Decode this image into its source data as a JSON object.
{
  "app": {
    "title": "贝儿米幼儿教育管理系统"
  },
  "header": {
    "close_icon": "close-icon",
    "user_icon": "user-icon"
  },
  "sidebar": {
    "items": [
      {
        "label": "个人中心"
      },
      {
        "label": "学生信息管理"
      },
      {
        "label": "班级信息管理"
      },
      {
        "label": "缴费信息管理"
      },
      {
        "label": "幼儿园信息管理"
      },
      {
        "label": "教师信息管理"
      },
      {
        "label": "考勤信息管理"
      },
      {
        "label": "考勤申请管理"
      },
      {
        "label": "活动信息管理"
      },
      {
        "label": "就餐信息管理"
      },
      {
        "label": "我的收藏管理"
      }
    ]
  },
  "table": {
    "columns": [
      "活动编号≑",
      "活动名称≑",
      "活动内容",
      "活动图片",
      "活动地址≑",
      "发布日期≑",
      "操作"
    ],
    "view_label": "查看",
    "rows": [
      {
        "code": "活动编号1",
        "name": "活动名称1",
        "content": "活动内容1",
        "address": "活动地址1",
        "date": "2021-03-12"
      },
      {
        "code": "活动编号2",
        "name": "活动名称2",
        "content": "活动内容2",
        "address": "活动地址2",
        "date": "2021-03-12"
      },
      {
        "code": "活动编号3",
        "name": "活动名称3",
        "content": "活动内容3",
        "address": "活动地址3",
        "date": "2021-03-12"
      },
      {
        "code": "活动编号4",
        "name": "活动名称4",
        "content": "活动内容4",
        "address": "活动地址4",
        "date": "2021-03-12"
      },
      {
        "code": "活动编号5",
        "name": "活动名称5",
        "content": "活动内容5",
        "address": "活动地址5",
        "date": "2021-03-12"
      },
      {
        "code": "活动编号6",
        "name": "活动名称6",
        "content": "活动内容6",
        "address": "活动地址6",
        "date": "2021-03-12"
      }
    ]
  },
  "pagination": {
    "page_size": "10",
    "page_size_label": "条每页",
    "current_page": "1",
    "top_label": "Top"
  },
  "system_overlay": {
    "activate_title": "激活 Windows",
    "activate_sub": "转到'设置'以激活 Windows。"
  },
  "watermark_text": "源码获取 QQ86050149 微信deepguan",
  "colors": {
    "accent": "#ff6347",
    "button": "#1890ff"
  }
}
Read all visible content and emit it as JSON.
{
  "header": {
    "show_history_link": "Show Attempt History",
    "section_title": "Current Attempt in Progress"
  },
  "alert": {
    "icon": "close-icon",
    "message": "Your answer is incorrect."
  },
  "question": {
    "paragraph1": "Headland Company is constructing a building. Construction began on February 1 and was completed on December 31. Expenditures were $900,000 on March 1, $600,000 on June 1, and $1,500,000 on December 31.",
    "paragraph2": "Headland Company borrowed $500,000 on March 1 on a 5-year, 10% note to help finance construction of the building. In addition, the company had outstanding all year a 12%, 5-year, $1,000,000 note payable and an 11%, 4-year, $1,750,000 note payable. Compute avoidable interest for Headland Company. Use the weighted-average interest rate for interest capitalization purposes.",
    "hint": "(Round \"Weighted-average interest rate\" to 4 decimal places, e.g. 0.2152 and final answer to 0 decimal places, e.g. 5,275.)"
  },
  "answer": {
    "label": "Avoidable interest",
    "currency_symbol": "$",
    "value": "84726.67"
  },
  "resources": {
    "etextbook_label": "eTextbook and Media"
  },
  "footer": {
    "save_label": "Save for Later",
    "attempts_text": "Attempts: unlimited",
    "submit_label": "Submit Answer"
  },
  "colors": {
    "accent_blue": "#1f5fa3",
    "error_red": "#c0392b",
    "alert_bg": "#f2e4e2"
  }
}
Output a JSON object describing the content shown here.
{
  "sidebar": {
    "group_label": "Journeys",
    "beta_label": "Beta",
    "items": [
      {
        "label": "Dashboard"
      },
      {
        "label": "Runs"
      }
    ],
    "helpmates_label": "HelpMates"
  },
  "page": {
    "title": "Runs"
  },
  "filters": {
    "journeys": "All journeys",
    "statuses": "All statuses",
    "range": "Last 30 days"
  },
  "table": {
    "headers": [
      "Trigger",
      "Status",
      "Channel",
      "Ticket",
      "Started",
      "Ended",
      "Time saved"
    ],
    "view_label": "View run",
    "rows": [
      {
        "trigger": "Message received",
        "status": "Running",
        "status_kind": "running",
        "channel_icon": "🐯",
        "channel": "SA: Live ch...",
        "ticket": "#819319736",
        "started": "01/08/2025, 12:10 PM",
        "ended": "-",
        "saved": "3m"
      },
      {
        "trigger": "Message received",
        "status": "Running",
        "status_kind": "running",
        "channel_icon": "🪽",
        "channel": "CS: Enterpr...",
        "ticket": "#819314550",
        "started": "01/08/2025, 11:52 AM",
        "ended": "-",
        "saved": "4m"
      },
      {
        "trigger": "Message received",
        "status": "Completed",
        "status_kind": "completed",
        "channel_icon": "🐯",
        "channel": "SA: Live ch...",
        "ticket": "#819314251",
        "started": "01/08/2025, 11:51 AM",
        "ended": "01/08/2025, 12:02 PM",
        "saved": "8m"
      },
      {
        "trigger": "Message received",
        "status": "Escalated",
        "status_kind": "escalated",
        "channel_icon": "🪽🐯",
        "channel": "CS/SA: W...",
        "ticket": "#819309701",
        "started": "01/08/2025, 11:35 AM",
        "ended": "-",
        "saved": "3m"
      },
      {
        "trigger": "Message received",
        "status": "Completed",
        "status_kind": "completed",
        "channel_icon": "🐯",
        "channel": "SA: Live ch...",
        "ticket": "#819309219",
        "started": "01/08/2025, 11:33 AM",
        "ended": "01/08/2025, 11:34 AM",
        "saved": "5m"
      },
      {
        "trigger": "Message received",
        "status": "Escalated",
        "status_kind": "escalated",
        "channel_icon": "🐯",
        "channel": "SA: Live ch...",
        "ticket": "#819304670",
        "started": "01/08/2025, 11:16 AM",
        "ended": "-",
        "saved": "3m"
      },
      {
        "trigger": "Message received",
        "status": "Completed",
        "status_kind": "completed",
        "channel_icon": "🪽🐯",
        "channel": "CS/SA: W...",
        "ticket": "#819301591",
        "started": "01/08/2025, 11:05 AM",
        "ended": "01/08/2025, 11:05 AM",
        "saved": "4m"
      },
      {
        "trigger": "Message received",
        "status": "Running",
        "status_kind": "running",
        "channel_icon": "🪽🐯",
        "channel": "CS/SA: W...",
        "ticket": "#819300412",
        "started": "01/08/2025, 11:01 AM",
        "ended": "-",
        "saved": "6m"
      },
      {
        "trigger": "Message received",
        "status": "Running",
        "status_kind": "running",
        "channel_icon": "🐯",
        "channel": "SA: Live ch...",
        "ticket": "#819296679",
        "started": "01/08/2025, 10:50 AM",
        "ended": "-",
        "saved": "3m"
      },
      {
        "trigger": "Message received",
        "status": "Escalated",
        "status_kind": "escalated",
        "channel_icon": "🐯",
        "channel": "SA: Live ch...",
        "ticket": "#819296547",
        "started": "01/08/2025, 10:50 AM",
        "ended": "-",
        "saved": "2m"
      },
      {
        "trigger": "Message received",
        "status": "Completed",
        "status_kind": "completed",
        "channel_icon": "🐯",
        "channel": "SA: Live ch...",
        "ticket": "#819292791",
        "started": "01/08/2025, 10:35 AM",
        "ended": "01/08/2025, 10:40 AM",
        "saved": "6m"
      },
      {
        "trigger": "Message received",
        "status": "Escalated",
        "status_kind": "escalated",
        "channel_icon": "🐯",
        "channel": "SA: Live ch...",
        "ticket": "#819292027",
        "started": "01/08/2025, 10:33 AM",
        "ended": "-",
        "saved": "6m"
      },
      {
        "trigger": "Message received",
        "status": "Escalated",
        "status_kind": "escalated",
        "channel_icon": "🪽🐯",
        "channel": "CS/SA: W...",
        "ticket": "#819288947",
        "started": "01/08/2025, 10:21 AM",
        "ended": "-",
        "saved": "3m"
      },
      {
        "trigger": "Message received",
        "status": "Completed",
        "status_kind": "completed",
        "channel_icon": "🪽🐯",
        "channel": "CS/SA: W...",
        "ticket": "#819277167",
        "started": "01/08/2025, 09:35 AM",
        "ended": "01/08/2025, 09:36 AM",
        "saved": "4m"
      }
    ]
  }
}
════════════════
Given task →
Copy out every line holding the string "average".

Worked answer →
    "paragraph2": "Headland Company borrowed $500,000 on March 1 on a 5-year, 10% note to help finance construction of the building. In addition, the company had outstanding all year a 12%, 5-year, $1,000,000 note payable and an 11%, 4-year, $1,750,000 note payable. Compute avoidable interest for Headland Company. Use the weighted-average interest rate for interest capitalization purposes.",
    "hint": "(Round \"Weighted-average interest rate\" to 4 decimal places, e.g. 0.2152 and final answer to 0 decimal places, e.g. 5,275.)"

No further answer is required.